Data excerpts
::::

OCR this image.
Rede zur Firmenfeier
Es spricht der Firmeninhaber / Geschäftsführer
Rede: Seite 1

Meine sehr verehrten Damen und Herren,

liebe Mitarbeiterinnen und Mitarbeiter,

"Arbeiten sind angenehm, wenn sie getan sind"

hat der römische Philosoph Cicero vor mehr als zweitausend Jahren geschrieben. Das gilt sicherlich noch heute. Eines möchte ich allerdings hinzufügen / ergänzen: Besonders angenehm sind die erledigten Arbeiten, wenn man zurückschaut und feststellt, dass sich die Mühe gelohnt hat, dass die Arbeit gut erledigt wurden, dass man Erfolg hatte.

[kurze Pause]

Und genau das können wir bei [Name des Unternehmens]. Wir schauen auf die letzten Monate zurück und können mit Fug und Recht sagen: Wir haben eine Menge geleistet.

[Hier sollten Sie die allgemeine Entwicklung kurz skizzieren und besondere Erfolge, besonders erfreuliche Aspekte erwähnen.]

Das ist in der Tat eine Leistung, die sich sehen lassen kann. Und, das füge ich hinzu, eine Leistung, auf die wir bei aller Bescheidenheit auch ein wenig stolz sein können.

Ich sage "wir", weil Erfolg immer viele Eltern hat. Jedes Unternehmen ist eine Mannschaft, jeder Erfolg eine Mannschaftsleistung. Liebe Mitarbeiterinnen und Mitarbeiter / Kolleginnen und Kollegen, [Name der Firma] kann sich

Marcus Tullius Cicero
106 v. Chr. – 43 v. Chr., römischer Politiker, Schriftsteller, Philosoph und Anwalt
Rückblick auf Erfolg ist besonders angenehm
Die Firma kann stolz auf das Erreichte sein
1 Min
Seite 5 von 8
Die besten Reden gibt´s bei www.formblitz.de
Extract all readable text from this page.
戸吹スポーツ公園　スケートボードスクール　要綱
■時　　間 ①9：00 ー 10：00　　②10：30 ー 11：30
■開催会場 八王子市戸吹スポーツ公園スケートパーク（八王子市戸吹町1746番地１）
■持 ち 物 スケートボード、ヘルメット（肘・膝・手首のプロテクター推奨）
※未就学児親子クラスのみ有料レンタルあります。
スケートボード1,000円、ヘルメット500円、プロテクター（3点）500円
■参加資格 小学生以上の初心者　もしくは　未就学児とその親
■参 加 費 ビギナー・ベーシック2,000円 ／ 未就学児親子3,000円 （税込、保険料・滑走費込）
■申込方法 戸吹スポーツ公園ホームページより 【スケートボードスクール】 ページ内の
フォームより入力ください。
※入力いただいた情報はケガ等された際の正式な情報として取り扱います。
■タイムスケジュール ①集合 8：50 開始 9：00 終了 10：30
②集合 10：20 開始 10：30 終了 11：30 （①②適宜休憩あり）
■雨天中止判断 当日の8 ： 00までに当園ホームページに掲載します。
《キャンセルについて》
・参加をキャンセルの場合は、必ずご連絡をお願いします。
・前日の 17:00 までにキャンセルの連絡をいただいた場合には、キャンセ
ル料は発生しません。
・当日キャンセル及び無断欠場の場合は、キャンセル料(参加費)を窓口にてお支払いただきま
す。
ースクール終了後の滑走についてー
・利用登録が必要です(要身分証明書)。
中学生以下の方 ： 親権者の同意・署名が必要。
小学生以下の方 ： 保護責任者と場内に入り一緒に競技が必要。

::::

▶ To do: Copy out the material word for word and line for line.

▶ Task result:
OCR this image.
Rede zur Firmenfeier
Es spricht der Firmeninhaber / Geschäftsführer
Rede: Seite 1

Meine sehr verehrten Damen und Herren,

liebe Mitarbeiterinnen und Mitarbeiter,

"Arbeiten sind angenehm, wenn sie getan sind"

hat der römische Philosoph Cicero vor mehr als zweitausend Jahren geschrieben. Das gilt sicherlich noch heute. Eines möchte ich allerdings hinzufügen / ergänzen: Besonders angenehm sind die erledigten Arbeiten, wenn man zurückschaut und feststellt, dass sich die Mühe gelohnt hat, dass die Arbeit gut erledigt wurden, dass man Erfolg hatte.

[kurze Pause]

Und genau das können wir bei [Name des Unternehmens]. Wir schauen auf die letzten Monate zurück und können mit Fug und Recht sagen: Wir haben eine Menge geleistet.

[Hier sollten Sie die allgemeine Entwicklung kurz skizzieren und besondere Erfolge, besonders erfreuliche Aspekte erwähnen.]

Das ist in der Tat eine Leistung, die sich sehen lassen kann. Und, das füge ich hinzu, eine Leistung, auf die wir bei aller Bescheidenheit auch ein wenig stolz sein können.

Ich sage "wir", weil Erfolg immer viele Eltern hat. Jedes Unternehmen ist eine Mannschaft, jeder Erfolg eine Mannschaftsleistung. Liebe Mitarbeiterinnen und Mitarbeiter / Kolleginnen und Kollegen, [Name der Firma] kann sich

Marcus Tullius Cicero
106 v. Chr. – 43 v. Chr., römischer Politiker, Schriftsteller, Philosoph und Anwalt
Rückblick auf Erfolg ist besonders angenehm
Die Firma kann stolz auf das Erreichte sein
1 Min
Seite 5 von 8
Die besten Reden gibt´s bei www.formblitz.de
Extract all readable text from this page.
戸吹スポーツ公園　スケートボードスクール　要綱
■時　　間 ①9：00 ー 10：00　　②10：30 ー 11：30
■開催会場 八王子市戸吹スポーツ公園スケートパーク（八王子市戸吹町1746番地１）
■持 ち 物 スケートボード、ヘルメット（肘・膝・手首のプロテクター推奨）
※未就学児親子クラスのみ有料レンタルあります。
スケートボード1,000円、ヘルメット500円、プロテクター（3点）500円
■参加資格 小学生以上の初心者　もしくは　未就学児とその親
■参 加 費 ビギナー・ベーシック2,000円 ／ 未就学児親子3,000円 （税込、保険料・滑走費込）
■申込方法 戸吹スポーツ公園ホームページより 【スケートボードスクール】 ページ内の
フォームより入力ください。
※入力いただいた情報はケガ等された際の正式な情報として取り扱います。
■タイムスケジュール ①集合 8：50 開始 9：00 終了 10：30
②集合 10：20 開始 10：30 終了 11：30 （①②適宜休憩あり）
■雨天中止判断 当日の8 ： 00までに当園ホームページに掲載します。
《キャンセルについて》
・参加をキャンセルの場合は、必ずご連絡をお願いします。
・前日の 17:00 までにキャンセルの連絡をいただいた場合には、キャンセ
ル料は発生しません。
・当日キャンセル及び無断欠場の場合は、キャンセル料(参加費)を窓口にてお支払いただきま
す。
ースクール終了後の滑走についてー
・利用登録が必要です(要身分証明書)。
中学生以下の方 ： 親権者の同意・署名が必要。
小学生以下の方 ： 保護責任者と場内に入り一緒に競技が必要。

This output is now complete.